- **Direction**
Copy out all of the data below with no alterations.
----- Task data -----
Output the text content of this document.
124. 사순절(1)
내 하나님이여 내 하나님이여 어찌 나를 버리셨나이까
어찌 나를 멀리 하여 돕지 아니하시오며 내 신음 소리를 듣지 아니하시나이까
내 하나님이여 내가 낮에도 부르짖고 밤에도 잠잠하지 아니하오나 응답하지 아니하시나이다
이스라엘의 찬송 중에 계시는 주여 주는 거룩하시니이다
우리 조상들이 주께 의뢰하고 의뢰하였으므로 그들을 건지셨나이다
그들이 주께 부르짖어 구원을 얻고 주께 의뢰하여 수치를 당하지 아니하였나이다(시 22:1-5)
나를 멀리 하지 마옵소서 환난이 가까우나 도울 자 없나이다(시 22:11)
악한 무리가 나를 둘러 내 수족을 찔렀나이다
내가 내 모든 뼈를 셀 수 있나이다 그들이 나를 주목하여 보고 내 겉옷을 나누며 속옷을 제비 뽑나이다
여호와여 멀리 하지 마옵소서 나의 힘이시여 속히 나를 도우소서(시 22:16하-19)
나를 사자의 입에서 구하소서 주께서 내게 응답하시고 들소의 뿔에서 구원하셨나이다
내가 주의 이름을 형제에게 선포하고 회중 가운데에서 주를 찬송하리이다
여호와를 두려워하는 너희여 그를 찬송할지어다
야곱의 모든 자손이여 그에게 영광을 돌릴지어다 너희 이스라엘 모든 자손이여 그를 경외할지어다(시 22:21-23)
-----
- **Response**
Output the text content of this document.
124. 사순절(1)
내 하나님이여 내 하나님이여 어찌 나를 버리셨나이까
어찌 나를 멀리 하여 돕지 아니하시오며 내 신음 소리를 듣지 아니하시나이까
내 하나님이여 내가 낮에도 부르짖고 밤에도 잠잠하지 아니하오나 응답하지 아니하시나이다
이스라엘의 찬송 중에 계시는 주여 주는 거룩하시니이다
우리 조상들이 주께 의뢰하고 의뢰하였으므로 그들을 건지셨나이다
그들이 주께 부르짖어 구원을 얻고 주께 의뢰하여 수치를 당하지 아니하였나이다(시 22:1-5)
나를 멀리 하지 마옵소서 환난이 가까우나 도울 자 없나이다(시 22:11)
악한 무리가 나를 둘러 내 수족을 찔렀나이다
내가 내 모든 뼈를 셀 수 있나이다 그들이 나를 주목하여 보고 내 겉옷을 나누며 속옷을 제비 뽑나이다
여호와여 멀리 하지 마옵소서 나의 힘이시여 속히 나를 도우소서(시 22:16하-19)
나를 사자의 입에서 구하소서 주께서 내게 응답하시고 들소의 뿔에서 구원하셨나이다
내가 주의 이름을 형제에게 선포하고 회중 가운데에서 주를 찬송하리이다
여호와를 두려워하는 너희여 그를 찬송할지어다
야곱의 모든 자손이여 그에게 영광을 돌릴지어다 너희 이스라엘 모든 자손이여 그를 경외할지어다(시 22:21-23)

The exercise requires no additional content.